Without altering anything, repeat each of the records.

— Start TASK INPUTS —

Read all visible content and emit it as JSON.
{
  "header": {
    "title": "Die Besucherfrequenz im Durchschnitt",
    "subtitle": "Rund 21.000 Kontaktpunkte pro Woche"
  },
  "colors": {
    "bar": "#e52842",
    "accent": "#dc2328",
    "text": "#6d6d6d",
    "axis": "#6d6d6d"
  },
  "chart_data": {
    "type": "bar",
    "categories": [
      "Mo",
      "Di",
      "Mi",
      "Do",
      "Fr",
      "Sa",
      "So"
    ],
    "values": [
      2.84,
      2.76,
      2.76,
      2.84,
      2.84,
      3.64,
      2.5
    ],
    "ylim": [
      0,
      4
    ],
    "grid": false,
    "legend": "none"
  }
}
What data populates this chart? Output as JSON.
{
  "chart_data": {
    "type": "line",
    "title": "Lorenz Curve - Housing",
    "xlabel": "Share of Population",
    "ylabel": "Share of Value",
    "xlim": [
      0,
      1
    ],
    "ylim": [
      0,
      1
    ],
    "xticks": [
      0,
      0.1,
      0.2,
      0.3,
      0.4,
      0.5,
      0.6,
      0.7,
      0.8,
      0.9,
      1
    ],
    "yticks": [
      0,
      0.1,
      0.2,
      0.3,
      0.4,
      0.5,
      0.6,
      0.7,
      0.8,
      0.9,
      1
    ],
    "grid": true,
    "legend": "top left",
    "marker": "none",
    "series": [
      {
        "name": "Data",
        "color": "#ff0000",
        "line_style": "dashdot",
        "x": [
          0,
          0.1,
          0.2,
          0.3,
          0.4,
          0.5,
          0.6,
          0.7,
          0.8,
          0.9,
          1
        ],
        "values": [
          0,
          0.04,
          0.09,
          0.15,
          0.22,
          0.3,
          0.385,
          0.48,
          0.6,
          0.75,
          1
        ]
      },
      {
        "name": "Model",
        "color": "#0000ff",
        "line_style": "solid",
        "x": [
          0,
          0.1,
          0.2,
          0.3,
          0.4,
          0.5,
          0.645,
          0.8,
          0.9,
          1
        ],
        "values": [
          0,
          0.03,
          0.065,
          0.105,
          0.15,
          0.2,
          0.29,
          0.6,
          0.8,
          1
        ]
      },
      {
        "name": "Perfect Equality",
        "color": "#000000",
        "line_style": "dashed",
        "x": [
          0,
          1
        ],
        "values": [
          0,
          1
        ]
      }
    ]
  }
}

— End TASK INPUTS —

**FINISHED EXERCISE**:
Read all visible content and emit it as JSON.
{
  "header": {
    "title": "Die Besucherfrequenz im Durchschnitt",
    "subtitle": "Rund 21.000 Kontaktpunkte pro Woche"
  },
  "colors": {
    "bar": "#e52842",
    "accent": "#dc2328",
    "text": "#6d6d6d",
    "axis": "#6d6d6d"
  },
  "chart_data": {
    "type": "bar",
    "categories": [
      "Mo",
      "Di",
      "Mi",
      "Do",
      "Fr",
      "Sa",
      "So"
    ],
    "values": [
      2.84,
      2.76,
      2.76,
      2.84,
      2.84,
      3.64,
      2.5
    ],
    "ylim": [
      0,
      4
    ],
    "grid": false,
    "legend": "none"
  }
}
What data populates this chart? Output as JSON.
{
  "chart_data": {
    "type": "line",
    "title": "Lorenz Curve - Housing",
    "xlabel": "Share of Population",
    "ylabel": "Share of Value",
    "xlim": [
      0,
      1
    ],
    "ylim": [
      0,
      1
    ],
    "xticks": [
      0,
      0.1,
      0.2,
      0.3,
      0.4,
      0.5,
      0.6,
      0.7,
      0.8,
      0.9,
      1
    ],
    "yticks": [
      0,
      0.1,
      0.2,
      0.3,
      0.4,
      0.5,
      0.6,
      0.7,
      0.8,
      0.9,
      1
    ],
    "grid": true,
    "legend": "top left",
    "marker": "none",
    "series": [
      {
        "name": "Data",
        "color": "#ff0000",
        "line_style": "dashdot",
        "x": [
          0,
          0.1,
          0.2,
          0.3,
          0.4,
          0.5,
          0.6,
          0.7,
          0.8,
          0.9,
          1
        ],
        "values": [
          0,
          0.04,
          0.09,
          0.15,
          0.22,
          0.3,
          0.385,
          0.48,
          0.6,
          0.75,
          1
        ]
      },
      {
        "name": "Model",
        "color": "#0000ff",
        "line_style": "solid",
        "x": [
          0,
          0.1,
          0.2,
          0.3,
          0.4,
          0.5,
          0.645,
          0.8,
          0.9,
          1
        ],
        "values": [
          0,
          0.03,
          0.065,
          0.105,
          0.15,
          0.2,
          0.29,
          0.6,
          0.8,
          1
        ]
      },
      {
        "name": "Perfect Equality",
        "color": "#000000",
        "line_style": "dashed",
        "x": [
          0,
          1
        ],
        "values": [
          0,
          1
        ]
      }
    ]
  }
}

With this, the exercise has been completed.